Extracted data entries
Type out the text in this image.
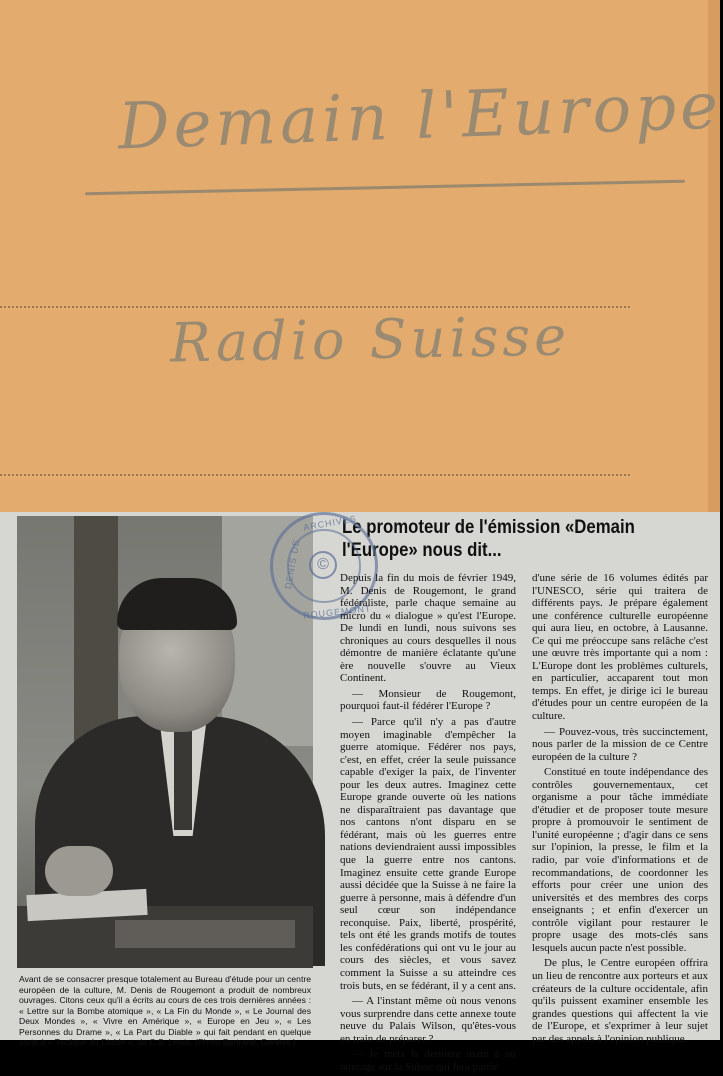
Demain l'Europe
Radio Suisse
Avant de se consacrer presque totalement au Bureau d'étude pour un centre européen de la culture, M. Denis de Rougemont a produit de nombreux ouvrages. Citons ceux qu'il a écrits au cours de ces trois dernières années : « Lettre sur la Bombe atomique », « La Fin du Monde », « Le Journal des Deux Mondes », « Vivre en Amérique », « Europe en Jeu », « Les Personnes du Drame », « La Part du Diable » qui fait pendant en quelque sorte à « Tactique du Diable », de C.S. Lewis. (Photo Bertrand, Genève.)
Le promoteur de l'émission «Demain l'Europe» nous dit...
©
ARCHIVES
DENIS DE
ROUGEMONT

Depuis la fin du mois de février 1949, M. Denis de Rougemont, le grand fédéraliste, parle chaque semaine au micro du « dialogue » qu'est l'Europe. De lundi en lundi, nous suivons ses chroniques au cours desquelles il nous démontre de manière éclatante qu'une ère nouvelle s'ouvre au Vieux Continent.

— Monsieur de Rougemont, pourquoi faut-il fédérer l'Europe ?

— Parce qu'il n'y a pas d'autre moyen imaginable d'empêcher la guerre atomique. Fédérer nos pays, c'est, en effet, créer la seule puissance capable d'exiger la paix, de l'inventer pour les deux autres. Imaginez cette Europe grande ouverte où les nations ne disparaîtraient pas davantage que nos cantons n'ont disparu en se fédérant, mais où les guerres entre nations deviendraient aussi impossibles que la guerre entre nos cantons. Imaginez ensuite cette grande Europe aussi décidée que la Suisse à ne faire la guerre à personne, mais à défendre d'un seul cœur son indépendance reconquise. Paix, liberté, prospérité, tels ont été les grands motifs de toutes les confédérations qui ont vu le jour au cours des siècles, et vous savez comment la Suisse a su atteindre ces trois buts, en se fédérant, il y a cent ans.

— A l'instant même où nous venons vous surprendre dans cette annexe toute neuve du Palais Wilson, qu'êtes-vous en train de préparer ?

— Je mets la dernière main à un ouvrage sur la Suisse qui fera partie

d'une série de 16 volumes édités par l'UNESCO, série qui traitera de différents pays. Je prépare également une conférence culturelle européenne qui aura lieu, en octobre, à Lausanne. Ce qui me préoccupe sans relâche c'est une œuvre très importante qui a nom : L'Europe dont les problèmes culturels, en particulier, accaparent tout mon temps. En effet, je dirige ici le bureau d'études pour un centre européen de la culture.

— Pouvez-vous, très succinctement, nous parler de la mission de ce Centre européen de la culture ?

Constitué en toute indépendance des contrôles gouvernementaux, cet organisme a pour tâche immédiate d'étudier et de proposer toute mesure propre à promouvoir le sentiment de l'unité européenne ; d'agir dans ce sens sur l'opinion, la presse, le film et la radio, par voie d'informations et de recommandations, de coordonner les efforts pour créer une union des universités et des membres des corps enseignants ; et enfin d'exercer un contrôle vigilant pour restaurer le propre usage des mots-clés sans lesquels aucun pacte n'est possible.

De plus, le Centre européen offrira un lieu de rencontre aux porteurs et aux créateurs de la culture occidentale, afin qu'ils puissent examiner ensemble les grandes questions qui affectent la vie de l'Europe, et s'exprimer à leur sujet par des appels à l'opinion publique.
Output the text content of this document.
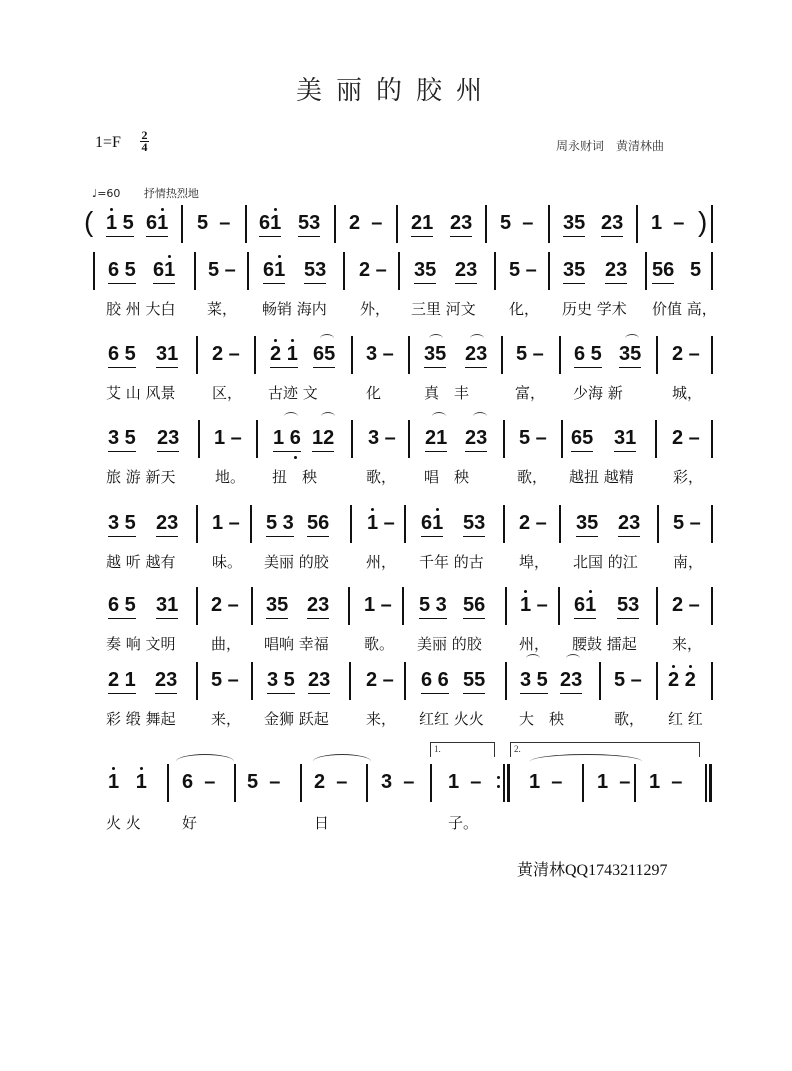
美丽的胶州
1=F 2
4	周永财词　黄清林曲
♩=60 抒情热烈地
( 1 5 61 5  – 61 53 2  – 21 23 5  – 35 23 1  – )
6 5 61
胶 州 大白
5 –
菜，
61 53
畅销 海内
2 –
外，
35 23
三里 河文
5 –
化，
35 23
历史 学术
56 5
价值 高，
6 5 31
艾 山 风景
2 –
区，
2 1 65
古迹 文
3 –
化
35 23
真　丰
5 –
富，
6 5 35
少海 新
2 –
城，
3 5 23
旅 游 新天
1 –
地。
1 6 12
扭　秧
3 –
歌，
21 23
唱　秧
5 –
歌，
65 31
越扭 越精
2 –
彩，
3 5 23
越 听 越有
1 –
味。
5 3 56
美丽 的胶
1 –
州，
61 53
千年 的古
2 –
埠，
35 23
北国 的江
5 –
南，
6 5 31
奏 响 文明
2 –
曲，
35 23
唱响 幸福
1 –
歌。
5 3 56
美丽 的胶
1 –
州，
61 53
腰鼓 擂起
2 –
来，
2 1 23
彩 缎 舞起
5 –
来，
3 5 23
金狮 跃起
2 –
来，
6 6 55
红红 火火
3 5 23
大　秧
5 –
歌，
2 2
红 红
1 1
火 火
6  –
好
5  – 2  –
日
3  –
1.
1  –
子。
2.
1  – 1  – 1  –
黄清林QQ1743211297
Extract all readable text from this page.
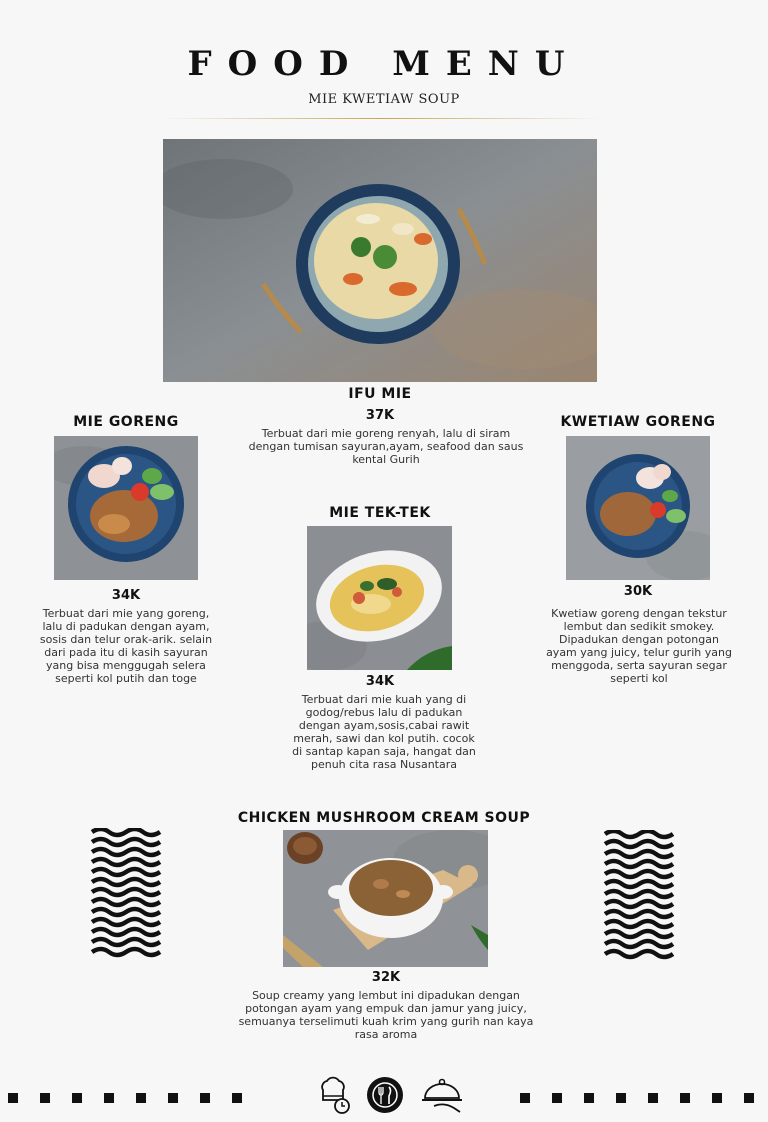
FOOD MENU
MIE KWETIAW SOUP
IFU MIE
37K
Terbuat dari mie goreng renyah, lalu di siram dengan tumisan sayuran,ayam, seafood dan saus kental Gurih
MIE GORENG
34K
Terbuat dari mie yang goreng, lalu di padukan dengan ayam, sosis dan telur orak-arik. selain dari pada itu di kasih sayuran yang bisa menggugah selera seperti kol putih dan toge
KWETIAW GORENG
30K
Kwetiaw goreng dengan tekstur lembut dan sedikit smokey. Dipadukan dengan potongan ayam yang juicy, telur gurih yang menggoda, serta sayuran segar seperti kol
MIE TEK-TEK
34K
Terbuat dari mie kuah yang di godog/rebus lalu di padukan dengan ayam,sosis,cabai rawit merah, sawi dan kol putih. cocok di santap kapan saja, hangat dan penuh cita rasa Nusantara
CHICKEN MUSHROOM CREAM SOUP
32K
Soup creamy yang lembut ini dipadukan dengan potongan ayam yang empuk dan jamur yang juicy, semuanya terselimuti kuah krim yang gurih nan kaya rasa aroma
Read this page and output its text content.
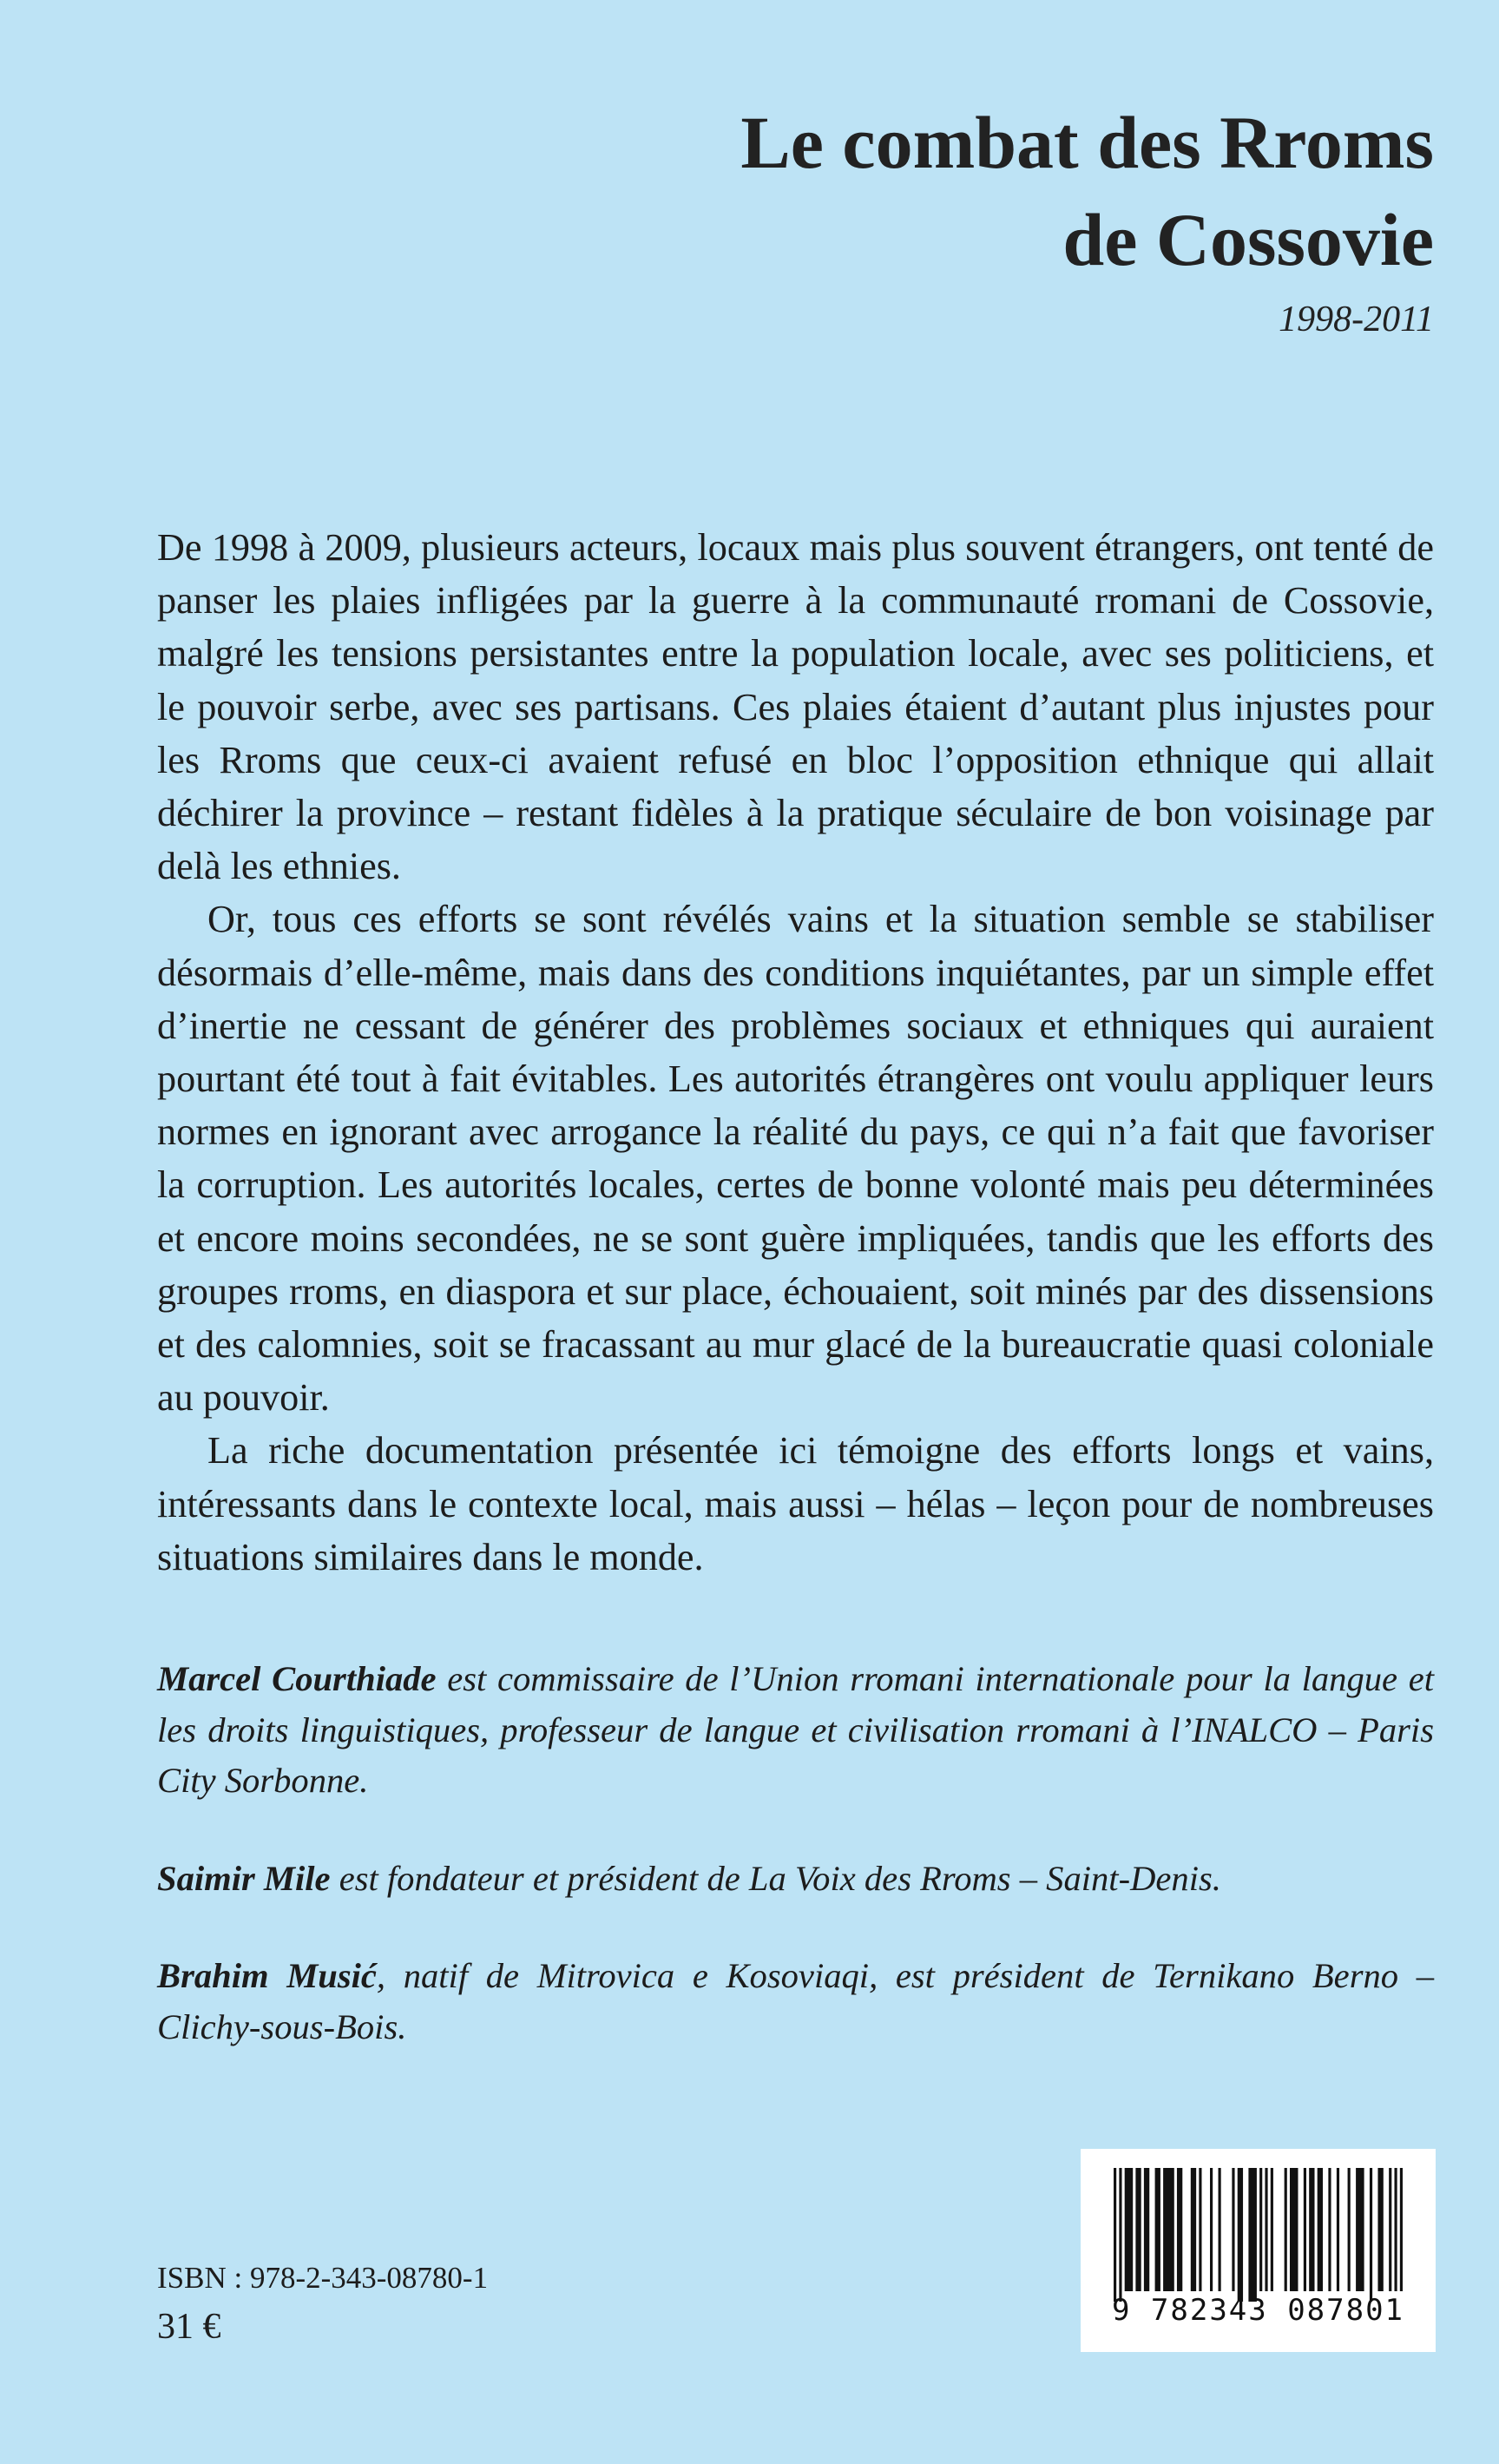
Le combat des Rroms
de Cossovie
1998-2011

De 1998 à 2009, plusieurs acteurs, locaux mais plus souvent étrangers, ont tenté de panser les plaies infligées par la guerre à la communauté rromani de Cossovie, malgré les tensions persistantes entre la population locale, avec ses politiciens, et le pouvoir serbe, avec ses partisans. Ces plaies étaient d’autant plus injustes pour les Rroms que ceux-ci avaient refusé en bloc l’opposition ethnique qui allait déchirer la province – restant fidèles à la pratique séculaire de bon voisinage par delà les ethnies.

Or, tous ces efforts se sont révélés vains et la situation semble se stabiliser désormais d’elle-même, mais dans des conditions inquiétantes, par un simple effet d’inertie ne cessant de générer des problèmes sociaux et ethniques qui auraient pourtant été tout à fait évitables. Les autorités étrangères ont voulu appliquer leurs normes en ignorant avec arrogance la réalité du pays, ce qui n’a fait que favoriser la corruption. Les autorités locales, certes de bonne volonté mais peu déterminées et encore moins secondées, ne se sont guère impliquées, tandis que les efforts des groupes rroms, en diaspora et sur place, échouaient, soit minés par des dissensions et des calomnies, soit se fracassant au mur glacé de la bureaucratie quasi coloniale au pouvoir.

La riche documentation présentée ici témoigne des efforts longs et vains, intéressants dans le contexte local, mais aussi – hélas – leçon pour de nombreuses situations similaires dans le monde.

Marcel Courthiade est commissaire de l’Union rromani internationale pour la langue et les droits linguistiques, professeur de langue et civilisation rromani à l’INALCO – Paris City Sorbonne.

Saimir Mile est fondateur et président de La Voix des Rroms – Saint-Denis.

Brahim Musić, natif de Mitrovica e Kosoviaqi, est président de Ternikano Berno – Clichy-sous-Bois.

ISBN : 978-2-343-08780-1
31 €	9 782343 087801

● **DIRECTIONS FOR THIS TASK**
Find every line above that contains the word "Suisse", and return each one.

● **FINAL RESULT**
Radio Suisse
— Parce qu'il n'y a pas d'autre moyen imaginable d'empêcher la guerre atomique. Fédérer nos pays, c'est, en effet, créer la seule puissance capable d'exiger la paix, de l'inventer pour les deux autres. Imaginez cette Europe grande ouverte où les nations ne disparaîtraient pas davantage que nos cantons n'ont disparu en se fédérant, mais où les guerres entre nations deviendraient aussi impossibles que la guerre entre nos cantons. Imaginez ensuite cette grande Europe aussi décidée que la Suisse à ne faire la guerre à personne, mais à défendre d'un seul cœur son indépendance reconquise. Paix, liberté, prospérité, tels ont été les grands motifs de toutes les confédérations qui ont vu le jour au cours des siècles, et vous savez comment la Suisse a su atteindre ces trois buts, en se fédérant, il y a cent ans.
— Je mets la dernière main à un ouvrage sur la Suisse qui fera partie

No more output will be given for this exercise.